-- START Supplied material --
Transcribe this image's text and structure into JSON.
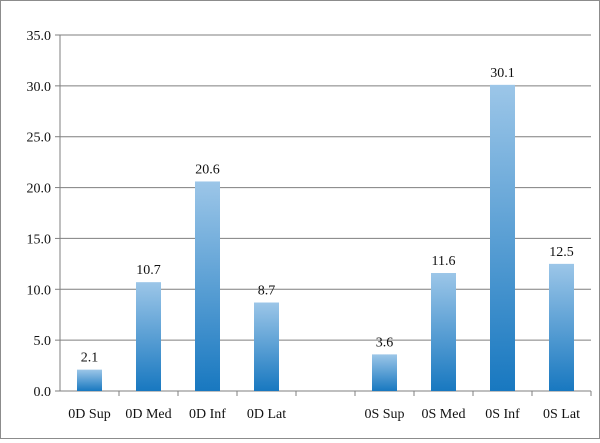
{
  "chart_data": {
    "type": "bar",
    "title": "",
    "xlabel": "",
    "ylabel": "",
    "ylim": [
      0,
      35
    ],
    "yticks": [
      "0.0",
      "5.0",
      "10.0",
      "15.0",
      "20.0",
      "25.0",
      "30.0",
      "35.0"
    ],
    "grid": true,
    "legend": "none",
    "categories": [
      "0D Sup",
      "0D Med",
      "0D Inf",
      "0D Lat",
      "",
      "0S Sup",
      "0S Med",
      "0S Inf",
      "0S Lat"
    ],
    "values": [
      2.1,
      10.7,
      20.6,
      8.7,
      null,
      3.6,
      11.6,
      30.1,
      12.5
    ],
    "data_labels": [
      "2.1",
      "10.7",
      "20.6",
      "8.7",
      "",
      "3.6",
      "11.6",
      "30.1",
      "12.5"
    ],
    "colors": {
      "bar_top": "#9cc6e8",
      "bar_bottom": "#1878c0",
      "grid": "#7f7f7f",
      "axis": "#7f7f7f"
    }
  }
}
-- END Supplied material --
[Given problem]: Write out the entries again, exactly as given, skipping any images.

[Result]:
Transcribe this image's text and structure into JSON.
{
  "chart_data": {
    "type": "bar",
    "title": "",
    "xlabel": "",
    "ylabel": "",
    "ylim": [
      0,
      35
    ],
    "yticks": [
      "0.0",
      "5.0",
      "10.0",
      "15.0",
      "20.0",
      "25.0",
      "30.0",
      "35.0"
    ],
    "grid": true,
    "legend": "none",
    "categories": [
      "0D Sup",
      "0D Med",
      "0D Inf",
      "0D Lat",
      "",
      "0S Sup",
      "0S Med",
      "0S Inf",
      "0S Lat"
    ],
    "values": [
      2.1,
      10.7,
      20.6,
      8.7,
      null,
      3.6,
      11.6,
      30.1,
      12.5
    ],
    "data_labels": [
      "2.1",
      "10.7",
      "20.6",
      "8.7",
      "",
      "3.6",
      "11.6",
      "30.1",
      "12.5"
    ],
    "colors": {
      "bar_top": "#9cc6e8",
      "bar_bottom": "#1878c0",
      "grid": "#7f7f7f",
      "axis": "#7f7f7f"
    }
  }
}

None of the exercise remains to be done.